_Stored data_
<<<<
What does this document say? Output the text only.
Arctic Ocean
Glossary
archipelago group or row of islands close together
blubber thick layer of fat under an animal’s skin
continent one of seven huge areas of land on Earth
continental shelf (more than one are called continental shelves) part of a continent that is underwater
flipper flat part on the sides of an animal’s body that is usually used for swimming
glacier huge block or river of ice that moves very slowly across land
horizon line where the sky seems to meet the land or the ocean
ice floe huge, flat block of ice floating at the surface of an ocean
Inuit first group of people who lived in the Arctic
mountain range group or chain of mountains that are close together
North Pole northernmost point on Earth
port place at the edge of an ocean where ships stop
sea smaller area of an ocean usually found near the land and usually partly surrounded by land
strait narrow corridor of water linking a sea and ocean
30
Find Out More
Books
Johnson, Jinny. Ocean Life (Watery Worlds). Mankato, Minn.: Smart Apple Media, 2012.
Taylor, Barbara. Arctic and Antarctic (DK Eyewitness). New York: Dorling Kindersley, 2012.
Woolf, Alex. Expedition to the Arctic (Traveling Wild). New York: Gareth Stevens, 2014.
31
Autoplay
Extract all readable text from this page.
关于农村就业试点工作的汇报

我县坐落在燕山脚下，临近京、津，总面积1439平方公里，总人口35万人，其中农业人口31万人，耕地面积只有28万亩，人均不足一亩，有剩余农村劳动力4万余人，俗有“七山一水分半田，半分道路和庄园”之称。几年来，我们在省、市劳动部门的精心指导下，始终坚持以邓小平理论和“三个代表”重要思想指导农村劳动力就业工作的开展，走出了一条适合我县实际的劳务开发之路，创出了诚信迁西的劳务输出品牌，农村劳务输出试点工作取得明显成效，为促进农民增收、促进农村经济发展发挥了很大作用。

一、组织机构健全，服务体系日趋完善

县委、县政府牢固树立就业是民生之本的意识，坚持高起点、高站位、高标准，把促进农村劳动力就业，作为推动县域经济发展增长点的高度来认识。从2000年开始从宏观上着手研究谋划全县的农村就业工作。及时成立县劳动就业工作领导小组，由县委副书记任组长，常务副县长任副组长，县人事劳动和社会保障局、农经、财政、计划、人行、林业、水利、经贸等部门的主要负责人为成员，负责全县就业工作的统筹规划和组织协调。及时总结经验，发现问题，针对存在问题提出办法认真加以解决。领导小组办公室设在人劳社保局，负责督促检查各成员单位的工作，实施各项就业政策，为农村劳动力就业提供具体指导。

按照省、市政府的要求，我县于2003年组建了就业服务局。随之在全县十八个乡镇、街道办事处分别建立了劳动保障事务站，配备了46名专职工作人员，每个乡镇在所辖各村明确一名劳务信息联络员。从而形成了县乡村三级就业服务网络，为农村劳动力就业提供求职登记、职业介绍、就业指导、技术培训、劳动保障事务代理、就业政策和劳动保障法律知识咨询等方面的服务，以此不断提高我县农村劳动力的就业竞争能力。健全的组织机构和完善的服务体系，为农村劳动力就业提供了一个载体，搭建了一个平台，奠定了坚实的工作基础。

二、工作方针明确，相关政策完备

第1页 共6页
>>>>
<<<<
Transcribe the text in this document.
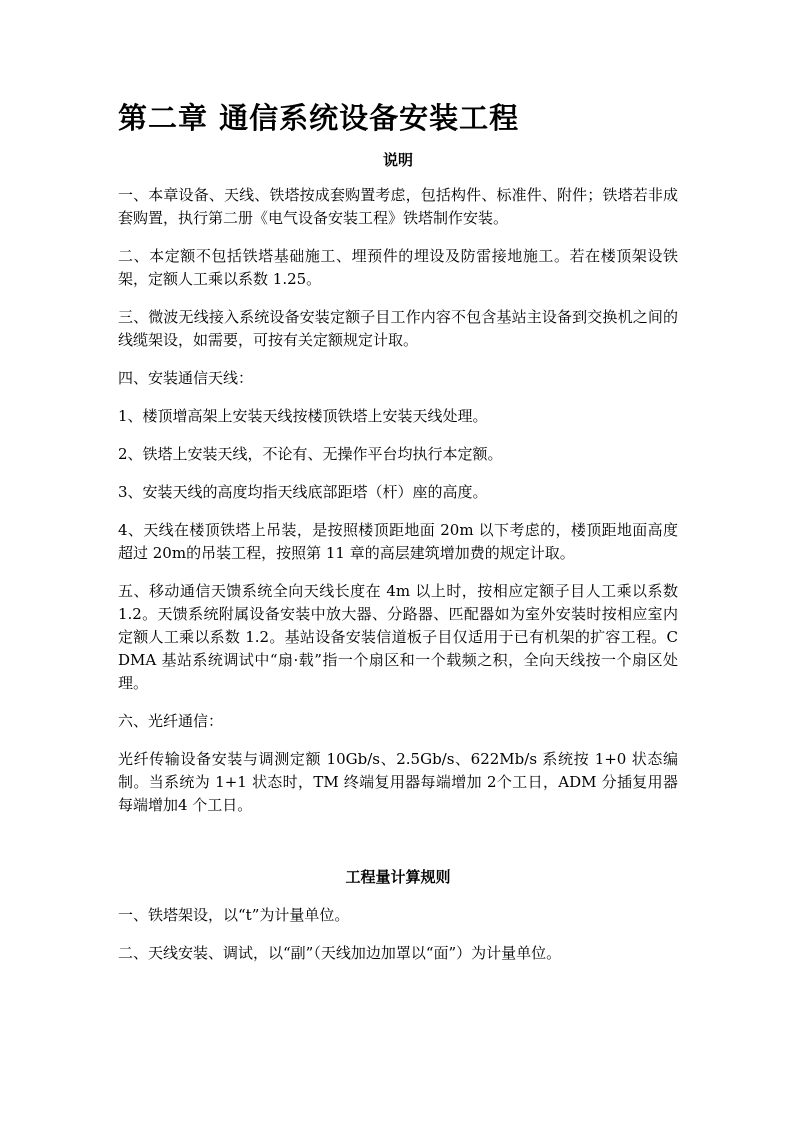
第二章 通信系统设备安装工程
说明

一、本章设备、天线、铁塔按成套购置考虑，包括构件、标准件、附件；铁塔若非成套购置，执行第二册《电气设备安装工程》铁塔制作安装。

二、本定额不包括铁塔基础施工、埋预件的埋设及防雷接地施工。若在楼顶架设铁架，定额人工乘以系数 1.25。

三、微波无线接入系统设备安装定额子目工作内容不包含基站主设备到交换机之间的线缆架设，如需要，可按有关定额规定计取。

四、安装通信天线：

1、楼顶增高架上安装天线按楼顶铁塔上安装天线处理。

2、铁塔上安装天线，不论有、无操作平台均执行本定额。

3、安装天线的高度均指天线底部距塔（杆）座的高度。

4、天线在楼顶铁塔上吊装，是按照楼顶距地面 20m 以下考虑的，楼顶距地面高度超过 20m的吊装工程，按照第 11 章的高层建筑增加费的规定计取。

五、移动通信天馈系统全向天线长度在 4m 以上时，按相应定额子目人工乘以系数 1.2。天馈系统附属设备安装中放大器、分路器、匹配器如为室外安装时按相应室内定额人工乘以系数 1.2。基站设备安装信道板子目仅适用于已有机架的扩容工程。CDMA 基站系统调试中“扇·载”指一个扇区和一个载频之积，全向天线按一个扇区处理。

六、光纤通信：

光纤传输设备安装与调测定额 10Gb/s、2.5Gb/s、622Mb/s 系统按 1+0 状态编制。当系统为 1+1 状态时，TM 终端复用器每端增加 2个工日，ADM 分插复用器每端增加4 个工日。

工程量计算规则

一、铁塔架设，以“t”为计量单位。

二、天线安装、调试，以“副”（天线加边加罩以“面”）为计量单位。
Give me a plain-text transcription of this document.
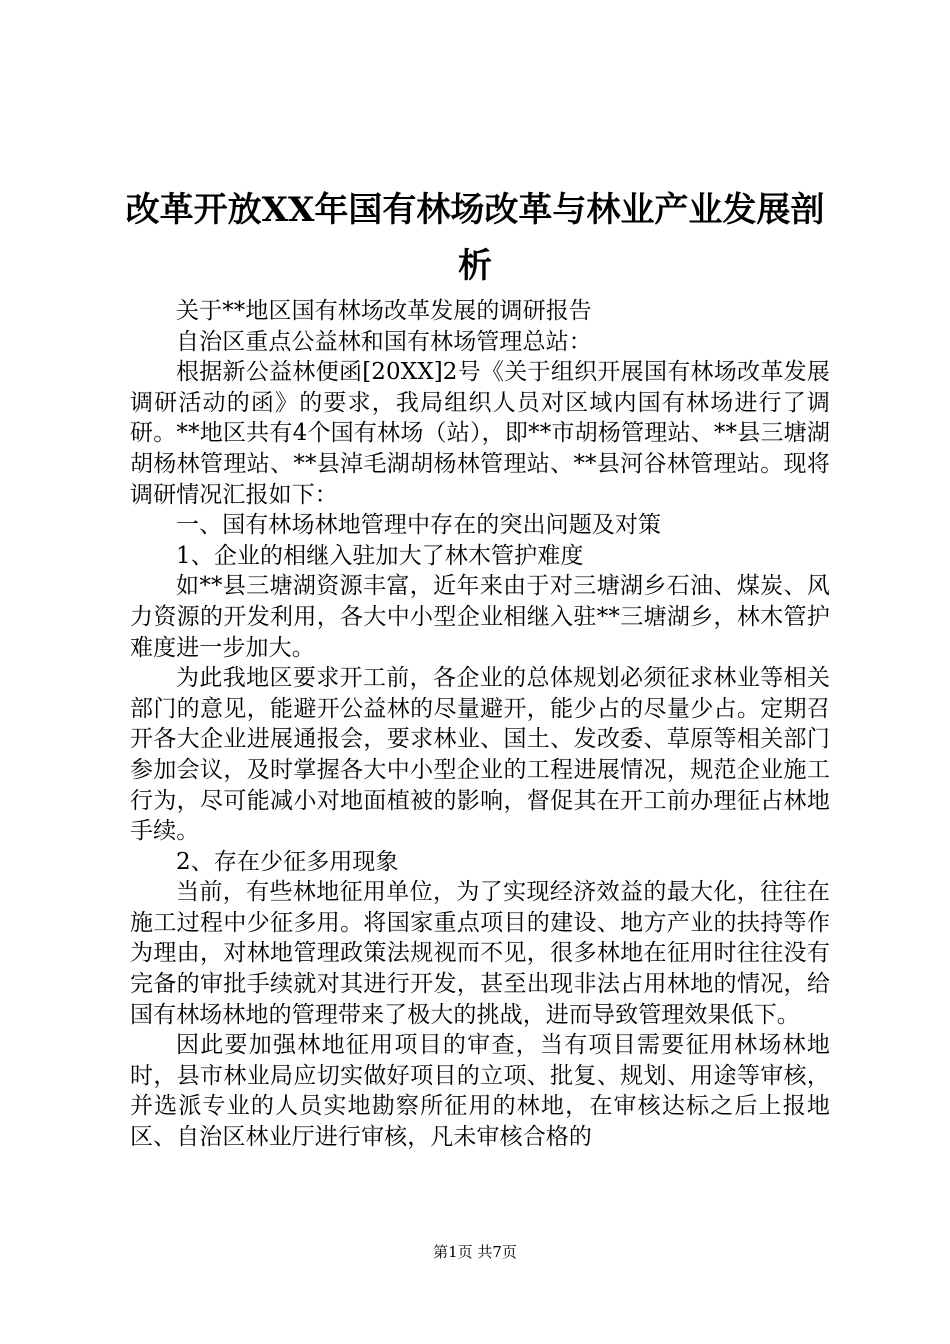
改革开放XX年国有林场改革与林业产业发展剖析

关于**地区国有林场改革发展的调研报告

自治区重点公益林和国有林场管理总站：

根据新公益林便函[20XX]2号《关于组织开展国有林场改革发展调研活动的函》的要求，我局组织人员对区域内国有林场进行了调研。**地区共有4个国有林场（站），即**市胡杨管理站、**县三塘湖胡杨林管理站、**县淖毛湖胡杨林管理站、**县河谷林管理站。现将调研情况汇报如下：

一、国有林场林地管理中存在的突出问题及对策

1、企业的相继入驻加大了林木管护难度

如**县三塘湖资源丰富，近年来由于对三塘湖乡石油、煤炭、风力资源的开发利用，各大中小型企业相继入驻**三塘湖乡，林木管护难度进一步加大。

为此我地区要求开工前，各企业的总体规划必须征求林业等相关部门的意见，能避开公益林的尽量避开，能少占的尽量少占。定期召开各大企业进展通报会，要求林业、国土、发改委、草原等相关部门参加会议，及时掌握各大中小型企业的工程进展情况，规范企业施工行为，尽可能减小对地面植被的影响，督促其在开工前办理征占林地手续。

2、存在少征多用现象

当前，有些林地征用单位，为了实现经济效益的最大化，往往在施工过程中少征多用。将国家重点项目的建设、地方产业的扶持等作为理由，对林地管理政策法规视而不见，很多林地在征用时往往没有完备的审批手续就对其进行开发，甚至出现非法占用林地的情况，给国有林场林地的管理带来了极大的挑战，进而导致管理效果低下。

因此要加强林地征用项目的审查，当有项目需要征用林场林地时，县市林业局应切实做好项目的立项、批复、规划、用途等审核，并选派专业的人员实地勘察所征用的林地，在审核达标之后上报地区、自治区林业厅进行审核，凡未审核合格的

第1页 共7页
>>>>
<<<<
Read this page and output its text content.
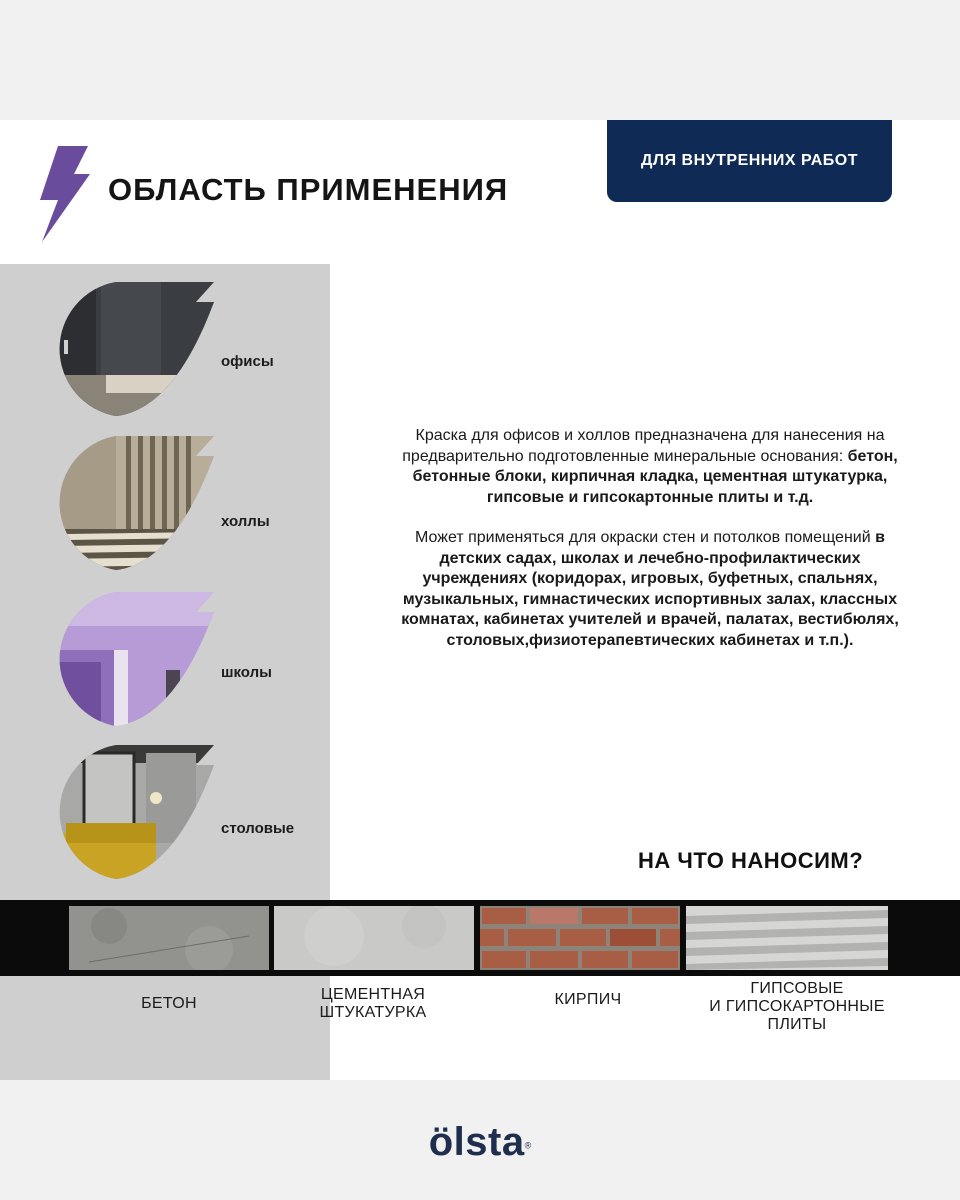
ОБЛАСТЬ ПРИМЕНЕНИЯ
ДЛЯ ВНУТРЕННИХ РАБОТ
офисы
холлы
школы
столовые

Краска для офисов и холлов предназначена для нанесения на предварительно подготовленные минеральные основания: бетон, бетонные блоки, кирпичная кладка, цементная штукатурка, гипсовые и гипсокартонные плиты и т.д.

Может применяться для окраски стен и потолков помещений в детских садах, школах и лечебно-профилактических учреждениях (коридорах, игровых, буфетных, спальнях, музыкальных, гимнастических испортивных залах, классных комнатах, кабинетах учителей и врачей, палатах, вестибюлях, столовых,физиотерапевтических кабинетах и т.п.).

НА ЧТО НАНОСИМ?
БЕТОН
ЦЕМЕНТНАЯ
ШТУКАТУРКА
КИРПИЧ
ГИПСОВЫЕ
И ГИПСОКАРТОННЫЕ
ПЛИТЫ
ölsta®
>>>>
_Stated exercise_
Find all lines with "this" in them and copy each one.

_Expected answer_
What does this document say? Output the text only.
Extract all readable text from this page.
Transcribe the text in this document.
Give me a plain-text transcription of this document.
Read this page and output its text content.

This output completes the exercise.